**What is required**
Write the material out again exactly.

**Material provided**
|---|
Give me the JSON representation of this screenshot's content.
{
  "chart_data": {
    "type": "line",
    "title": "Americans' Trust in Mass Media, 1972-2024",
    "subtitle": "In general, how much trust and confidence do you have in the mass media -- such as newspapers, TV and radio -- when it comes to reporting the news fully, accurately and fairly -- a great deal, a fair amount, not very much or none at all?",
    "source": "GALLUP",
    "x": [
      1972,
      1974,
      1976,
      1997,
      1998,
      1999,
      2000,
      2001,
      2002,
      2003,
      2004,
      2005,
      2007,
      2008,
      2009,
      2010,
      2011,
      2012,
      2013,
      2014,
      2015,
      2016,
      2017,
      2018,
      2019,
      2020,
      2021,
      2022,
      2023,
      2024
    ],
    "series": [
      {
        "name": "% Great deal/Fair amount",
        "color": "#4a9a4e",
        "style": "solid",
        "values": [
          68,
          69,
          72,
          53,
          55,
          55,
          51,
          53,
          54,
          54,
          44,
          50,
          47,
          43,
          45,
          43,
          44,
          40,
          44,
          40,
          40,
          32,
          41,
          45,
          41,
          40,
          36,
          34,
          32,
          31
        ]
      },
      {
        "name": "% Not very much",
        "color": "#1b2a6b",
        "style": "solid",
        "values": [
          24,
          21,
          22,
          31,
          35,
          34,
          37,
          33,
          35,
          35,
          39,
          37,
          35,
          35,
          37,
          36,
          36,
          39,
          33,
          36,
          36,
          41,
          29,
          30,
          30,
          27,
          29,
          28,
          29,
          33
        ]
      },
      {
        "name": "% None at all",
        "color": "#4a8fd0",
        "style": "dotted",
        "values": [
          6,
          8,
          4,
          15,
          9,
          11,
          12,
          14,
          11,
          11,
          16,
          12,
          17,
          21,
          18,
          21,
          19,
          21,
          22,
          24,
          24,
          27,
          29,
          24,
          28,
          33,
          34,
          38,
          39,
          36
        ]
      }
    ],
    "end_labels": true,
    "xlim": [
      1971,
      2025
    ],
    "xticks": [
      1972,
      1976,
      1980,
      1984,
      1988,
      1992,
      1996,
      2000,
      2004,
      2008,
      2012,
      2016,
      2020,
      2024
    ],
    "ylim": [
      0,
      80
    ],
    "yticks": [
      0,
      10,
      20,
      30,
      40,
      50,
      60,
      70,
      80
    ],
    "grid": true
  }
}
|---|
**Problem solution**
Give me the JSON representation of this screenshot's content.
{
  "chart_data": {
    "type": "line",
    "title": "Americans' Trust in Mass Media, 1972-2024",
    "subtitle": "In general, how much trust and confidence do you have in the mass media -- such as newspapers, TV and radio -- when it comes to reporting the news fully, accurately and fairly -- a great deal, a fair amount, not very much or none at all?",
    "source": "GALLUP",
    "x": [
      1972,
      1974,
      1976,
      1997,
      1998,
      1999,
      2000,
      2001,
      2002,
      2003,
      2004,
      2005,
      2007,
      2008,
      2009,
      2010,
      2011,
      2012,
      2013,
      2014,
      2015,
      2016,
      2017,
      2018,
      2019,
      2020,
      2021,
      2022,
      2023,
      2024
    ],
    "series": [
      {
        "name": "% Great deal/Fair amount",
        "color": "#4a9a4e",
        "style": "solid",
        "values": [
          68,
          69,
          72,
          53,
          55,
          55,
          51,
          53,
          54,
          54,
          44,
          50,
          47,
          43,
          45,
          43,
          44,
          40,
          44,
          40,
          40,
          32,
          41,
          45,
          41,
          40,
          36,
          34,
          32,
          31
        ]
      },
      {
        "name": "% Not very much",
        "color": "#1b2a6b",
        "style": "solid",
        "values": [
          24,
          21,
          22,
          31,
          35,
          34,
          37,
          33,
          35,
          35,
          39,
          37,
          35,
          35,
          37,
          36,
          36,
          39,
          33,
          36,
          36,
          41,
          29,
          30,
          30,
          27,
          29,
          28,
          29,
          33
        ]
      },
      {
        "name": "% None at all",
        "color": "#4a8fd0",
        "style": "dotted",
        "values": [
          6,
          8,
          4,
          15,
          9,
          11,
          12,
          14,
          11,
          11,
          16,
          12,
          17,
          21,
          18,
          21,
          19,
          21,
          22,
          24,
          24,
          27,
          29,
          24,
          28,
          33,
          34,
          38,
          39,
          36
        ]
      }
    ],
    "end_labels": true,
    "xlim": [
      1971,
      2025
    ],
    "xticks": [
      1972,
      1976,
      1980,
      1984,
      1988,
      1992,
      1996,
      2000,
      2004,
      2008,
      2012,
      2016,
      2020,
      2024
    ],
    "ylim": [
      0,
      80
    ],
    "yticks": [
      0,
      10,
      20,
      30,
      40,
      50,
      60,
      70,
      80
    ],
    "grid": true
  }
}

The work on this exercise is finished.